--- START EXTRACTED RECORDS ---

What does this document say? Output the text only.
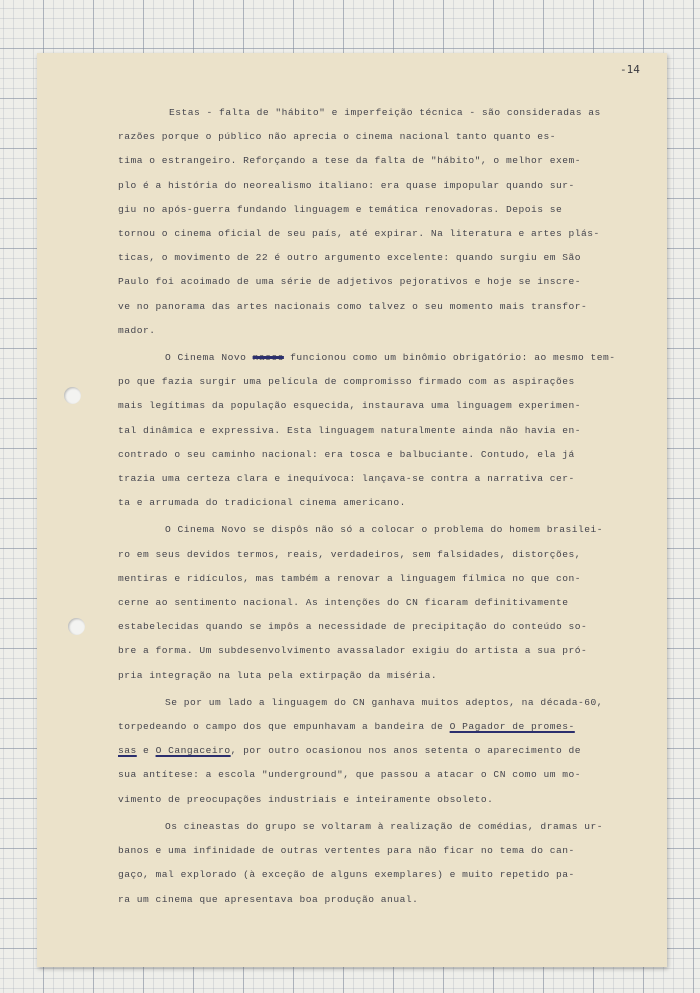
-14
Estas - falta de "hábito" e imperfeição técnica - são consideradas as
razões porque o público não aprecia o cinema nacional tanto quanto es-
tima o estrangeiro. Reforçando a tese da falta de "hábito", o melhor exem-
plo é a história do neorealismo italiano: era quase impopular quando sur-
giu no após-guerra fundando linguagem e temática renovadoras. Depois se
tornou o cinema oficial de seu país, até expirar. Na literatura e artes plás-
ticas, o movimento de 22 é outro argumento excelente: quando surgiu em São
Paulo foi acoimado de uma série de adjetivos pejorativos e hoje se inscre-
ve no panorama das artes nacionais como talvez o seu momento mais transfor-
mador.
O Cinema Novo nasce funcionou como um binômio obrigatório: ao mesmo tem-
po que fazia surgir uma película de compromisso firmado com as aspirações
mais legítimas da população esquecida, instaurava uma linguagem experimen-
tal dinâmica e expressiva. Esta linguagem naturalmente ainda não havia en-
contrado o seu caminho nacional: era tosca e balbuciante. Contudo, ela já
trazia uma certeza clara e inequívoca: lançava-se contra a narrativa cer-
ta e arrumada do tradicional cinema americano.
O Cinema Novo se dispôs não só a colocar o problema do homem brasilei-
ro em seus devidos termos, reais, verdadeiros, sem falsidades, distorções,
mentiras e ridículos, mas também a renovar a linguagem fílmica no que con-
cerne ao sentimento nacional. As intenções do CN ficaram definitivamente
estabelecidas quando se impôs a necessidade de precipitação do conteúdo so-
bre a forma. Um subdesenvolvimento avassalador exigiu do artista a sua pró-
pria integração na luta pela extirpação da miséria.
Se por um lado a linguagem do CN ganhava muitos adeptos, na década-60,
torpedeando o campo dos que empunhavam a bandeira de O Pagador de promes-
sas e O Cangaceiro, por outro ocasionou nos anos setenta o aparecimento de
sua antítese: a escola "underground", que passou a atacar o CN como um mo-
vimento de preocupações industriais e inteiramente obsoleto.
Os cineastas do grupo se voltaram à realização de comédias, dramas ur-
banos e uma infinidade de outras vertentes para não ficar no tema do can-
gaço, mal explorado (à exceção de alguns exemplares) e muito repetido pa-
ra um cinema que apresentava boa produção anual.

--- END EXTRACTED RECORDS ---

[PROBLEM STATEMENT]
Reproduce the whole listing above word for word, but not its pictures.

[TASK OUTPUT]
What does this document say? Output the text only.
-14
Estas - falta de "hábito" e imperfeição técnica - são consideradas as
razões porque o público não aprecia o cinema nacional tanto quanto es-
tima o estrangeiro. Reforçando a tese da falta de "hábito", o melhor exem-
plo é a história do neorealismo italiano: era quase impopular quando sur-
giu no após-guerra fundando linguagem e temática renovadoras. Depois se
tornou o cinema oficial de seu país, até expirar. Na literatura e artes plás-
ticas, o movimento de 22 é outro argumento excelente: quando surgiu em São
Paulo foi acoimado de uma série de adjetivos pejorativos e hoje se inscre-
ve no panorama das artes nacionais como talvez o seu momento mais transfor-
mador.
O Cinema Novo nasce funcionou como um binômio obrigatório: ao mesmo tem-
po que fazia surgir uma película de compromisso firmado com as aspirações
mais legítimas da população esquecida, instaurava uma linguagem experimen-
tal dinâmica e expressiva. Esta linguagem naturalmente ainda não havia en-
contrado o seu caminho nacional: era tosca e balbuciante. Contudo, ela já
trazia uma certeza clara e inequívoca: lançava-se contra a narrativa cer-
ta e arrumada do tradicional cinema americano.
O Cinema Novo se dispôs não só a colocar o problema do homem brasilei-
ro em seus devidos termos, reais, verdadeiros, sem falsidades, distorções,
mentiras e ridículos, mas também a renovar a linguagem fílmica no que con-
cerne ao sentimento nacional. As intenções do CN ficaram definitivamente
estabelecidas quando se impôs a necessidade de precipitação do conteúdo so-
bre a forma. Um subdesenvolvimento avassalador exigiu do artista a sua pró-
pria integração na luta pela extirpação da miséria.
Se por um lado a linguagem do CN ganhava muitos adeptos, na década-60,
torpedeando o campo dos que empunhavam a bandeira de O Pagador de promes-
sas e O Cangaceiro, por outro ocasionou nos anos setenta o aparecimento de
sua antítese: a escola "underground", que passou a atacar o CN como um mo-
vimento de preocupações industriais e inteiramente obsoleto.
Os cineastas do grupo se voltaram à realização de comédias, dramas ur-
banos e uma infinidade de outras vertentes para não ficar no tema do can-
gaço, mal explorado (à exceção de alguns exemplares) e muito repetido pa-
ra um cinema que apresentava boa produção anual.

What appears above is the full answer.